#### [MATERIALS PROVIDED]
--- start ---

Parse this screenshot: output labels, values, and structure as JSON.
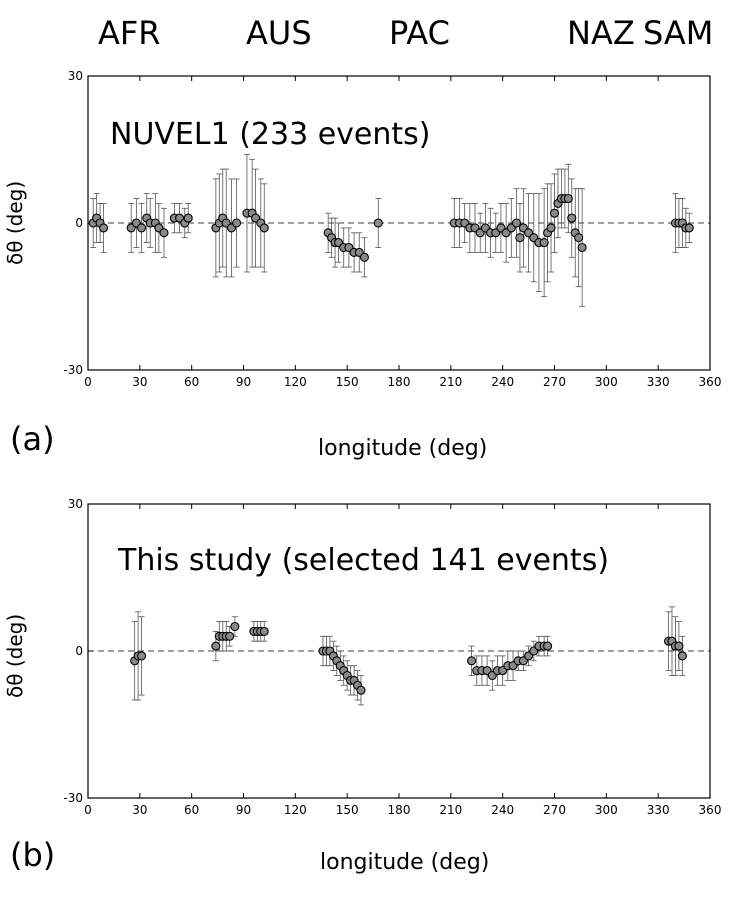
{
  "plates": [
    "AFR",
    "AUS",
    "PAC",
    "NAZ",
    "SAM"
  ],
  "panels": [
    {
      "letter": "(a)",
      "xlabel": "longitude (deg)",
      "ylabel": "δθ (deg)",
      "annotation": "NUVEL1 (233 events)"
    },
    {
      "letter": "(b)",
      "xlabel": "longitude (deg)",
      "ylabel": "δθ (deg)",
      "annotation": "This study (selected 141 events)"
    }
  ],
  "chart_data": [
    {
      "type": "scatter",
      "title": "",
      "annotation": "NUVEL1 (233 events)",
      "xlabel": "longitude (deg)",
      "ylabel": "δθ (deg)",
      "xlim": [
        0,
        360
      ],
      "ylim": [
        -30,
        30
      ],
      "xticks": [
        0,
        30,
        60,
        90,
        120,
        150,
        180,
        210,
        240,
        270,
        300,
        330,
        360
      ],
      "yticks": [
        -30,
        0,
        30
      ],
      "reference_line": 0,
      "error_bars": true,
      "points": [
        {
          "x": 3,
          "y": 0,
          "err": 5
        },
        {
          "x": 5,
          "y": 1,
          "err": 5
        },
        {
          "x": 7,
          "y": 0,
          "err": 4
        },
        {
          "x": 9,
          "y": -1,
          "err": 5
        },
        {
          "x": 25,
          "y": -1,
          "err": 5
        },
        {
          "x": 28,
          "y": 0,
          "err": 5
        },
        {
          "x": 31,
          "y": -1,
          "err": 5
        },
        {
          "x": 34,
          "y": 1,
          "err": 5
        },
        {
          "x": 36,
          "y": 0,
          "err": 5
        },
        {
          "x": 39,
          "y": 0,
          "err": 6
        },
        {
          "x": 41,
          "y": -1,
          "err": 5
        },
        {
          "x": 44,
          "y": -2,
          "err": 5
        },
        {
          "x": 50,
          "y": 1,
          "err": 3
        },
        {
          "x": 53,
          "y": 1,
          "err": 3
        },
        {
          "x": 56,
          "y": 0,
          "err": 3
        },
        {
          "x": 58,
          "y": 1,
          "err": 3
        },
        {
          "x": 74,
          "y": -1,
          "err": 10
        },
        {
          "x": 76,
          "y": 0,
          "err": 10
        },
        {
          "x": 78,
          "y": 1,
          "err": 10
        },
        {
          "x": 80,
          "y": 0,
          "err": 11
        },
        {
          "x": 83,
          "y": -1,
          "err": 10
        },
        {
          "x": 86,
          "y": 0,
          "err": 9
        },
        {
          "x": 92,
          "y": 2,
          "err": 12
        },
        {
          "x": 95,
          "y": 2,
          "err": 11
        },
        {
          "x": 97,
          "y": 1,
          "err": 10
        },
        {
          "x": 100,
          "y": 0,
          "err": 9
        },
        {
          "x": 102,
          "y": -1,
          "err": 9
        },
        {
          "x": 139,
          "y": -2,
          "err": 4
        },
        {
          "x": 141,
          "y": -3,
          "err": 4
        },
        {
          "x": 143,
          "y": -4,
          "err": 5
        },
        {
          "x": 145,
          "y": -4,
          "err": 4
        },
        {
          "x": 148,
          "y": -5,
          "err": 4
        },
        {
          "x": 151,
          "y": -5,
          "err": 4
        },
        {
          "x": 154,
          "y": -6,
          "err": 4
        },
        {
          "x": 157,
          "y": -6,
          "err": 4
        },
        {
          "x": 160,
          "y": -7,
          "err": 4
        },
        {
          "x": 168,
          "y": 0,
          "err": 5
        },
        {
          "x": 212,
          "y": 0,
          "err": 5
        },
        {
          "x": 215,
          "y": 0,
          "err": 5
        },
        {
          "x": 218,
          "y": 0,
          "err": 4
        },
        {
          "x": 221,
          "y": -1,
          "err": 5
        },
        {
          "x": 224,
          "y": -1,
          "err": 5
        },
        {
          "x": 227,
          "y": -2,
          "err": 4
        },
        {
          "x": 230,
          "y": -1,
          "err": 5
        },
        {
          "x": 233,
          "y": -2,
          "err": 5
        },
        {
          "x": 236,
          "y": -2,
          "err": 4
        },
        {
          "x": 239,
          "y": -1,
          "err": 5
        },
        {
          "x": 242,
          "y": -2,
          "err": 6
        },
        {
          "x": 245,
          "y": -1,
          "err": 6
        },
        {
          "x": 248,
          "y": 0,
          "err": 7
        },
        {
          "x": 250,
          "y": -3,
          "err": 7
        },
        {
          "x": 252,
          "y": -1,
          "err": 8
        },
        {
          "x": 255,
          "y": -2,
          "err": 8
        },
        {
          "x": 258,
          "y": -3,
          "err": 9
        },
        {
          "x": 261,
          "y": -4,
          "err": 10
        },
        {
          "x": 264,
          "y": -4,
          "err": 11
        },
        {
          "x": 266,
          "y": -2,
          "err": 10
        },
        {
          "x": 268,
          "y": -1,
          "err": 9
        },
        {
          "x": 270,
          "y": 2,
          "err": 8
        },
        {
          "x": 272,
          "y": 4,
          "err": 7
        },
        {
          "x": 274,
          "y": 5,
          "err": 6
        },
        {
          "x": 276,
          "y": 5,
          "err": 6
        },
        {
          "x": 278,
          "y": 5,
          "err": 7
        },
        {
          "x": 280,
          "y": 1,
          "err": 8
        },
        {
          "x": 282,
          "y": -2,
          "err": 9
        },
        {
          "x": 284,
          "y": -3,
          "err": 10
        },
        {
          "x": 286,
          "y": -5,
          "err": 12
        },
        {
          "x": 340,
          "y": 0,
          "err": 6
        },
        {
          "x": 342,
          "y": 0,
          "err": 5
        },
        {
          "x": 344,
          "y": 0,
          "err": 5
        },
        {
          "x": 346,
          "y": -1,
          "err": 4
        },
        {
          "x": 348,
          "y": -1,
          "err": 3
        }
      ]
    },
    {
      "type": "scatter",
      "title": "",
      "annotation": "This study (selected 141 events)",
      "xlabel": "longitude (deg)",
      "ylabel": "δθ (deg)",
      "xlim": [
        0,
        360
      ],
      "ylim": [
        -30,
        30
      ],
      "xticks": [
        0,
        30,
        60,
        90,
        120,
        150,
        180,
        210,
        240,
        270,
        300,
        330,
        360
      ],
      "yticks": [
        -30,
        0,
        30
      ],
      "reference_line": 0,
      "error_bars": true,
      "points": [
        {
          "x": 27,
          "y": -2,
          "err": 8
        },
        {
          "x": 29,
          "y": -1,
          "err": 9
        },
        {
          "x": 31,
          "y": -1,
          "err": 8
        },
        {
          "x": 74,
          "y": 1,
          "err": 3
        },
        {
          "x": 76,
          "y": 3,
          "err": 3
        },
        {
          "x": 78,
          "y": 3,
          "err": 3
        },
        {
          "x": 80,
          "y": 3,
          "err": 3
        },
        {
          "x": 82,
          "y": 3,
          "err": 2
        },
        {
          "x": 85,
          "y": 5,
          "err": 2
        },
        {
          "x": 96,
          "y": 4,
          "err": 2
        },
        {
          "x": 98,
          "y": 4,
          "err": 2
        },
        {
          "x": 100,
          "y": 4,
          "err": 2
        },
        {
          "x": 102,
          "y": 4,
          "err": 2
        },
        {
          "x": 136,
          "y": 0,
          "err": 3
        },
        {
          "x": 138,
          "y": 0,
          "err": 3
        },
        {
          "x": 140,
          "y": 0,
          "err": 3
        },
        {
          "x": 142,
          "y": -1,
          "err": 3
        },
        {
          "x": 144,
          "y": -2,
          "err": 3
        },
        {
          "x": 146,
          "y": -3,
          "err": 3
        },
        {
          "x": 148,
          "y": -4,
          "err": 3
        },
        {
          "x": 150,
          "y": -5,
          "err": 3
        },
        {
          "x": 152,
          "y": -6,
          "err": 3
        },
        {
          "x": 154,
          "y": -6,
          "err": 3
        },
        {
          "x": 156,
          "y": -7,
          "err": 3
        },
        {
          "x": 158,
          "y": -8,
          "err": 3
        },
        {
          "x": 222,
          "y": -2,
          "err": 3
        },
        {
          "x": 225,
          "y": -4,
          "err": 3
        },
        {
          "x": 228,
          "y": -4,
          "err": 3
        },
        {
          "x": 231,
          "y": -4,
          "err": 3
        },
        {
          "x": 234,
          "y": -5,
          "err": 3
        },
        {
          "x": 237,
          "y": -4,
          "err": 3
        },
        {
          "x": 240,
          "y": -4,
          "err": 3
        },
        {
          "x": 243,
          "y": -3,
          "err": 3
        },
        {
          "x": 246,
          "y": -3,
          "err": 3
        },
        {
          "x": 249,
          "y": -2,
          "err": 2
        },
        {
          "x": 252,
          "y": -2,
          "err": 2
        },
        {
          "x": 255,
          "y": -1,
          "err": 2
        },
        {
          "x": 258,
          "y": 0,
          "err": 2
        },
        {
          "x": 261,
          "y": 1,
          "err": 2
        },
        {
          "x": 264,
          "y": 1,
          "err": 2
        },
        {
          "x": 266,
          "y": 1,
          "err": 2
        },
        {
          "x": 336,
          "y": 2,
          "err": 6
        },
        {
          "x": 338,
          "y": 2,
          "err": 7
        },
        {
          "x": 340,
          "y": 1,
          "err": 6
        },
        {
          "x": 342,
          "y": 1,
          "err": 5
        },
        {
          "x": 344,
          "y": -1,
          "err": 4
        }
      ]
    }
  ]
}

--- end ---

#### [WHAT IS EXPECTED]
Copy every line of the listing where the word "study" appears.

#### [ANSWER IN FULL]
      "annotation": "This study (selected 141 events)"
      "annotation": "This study (selected 141 events)",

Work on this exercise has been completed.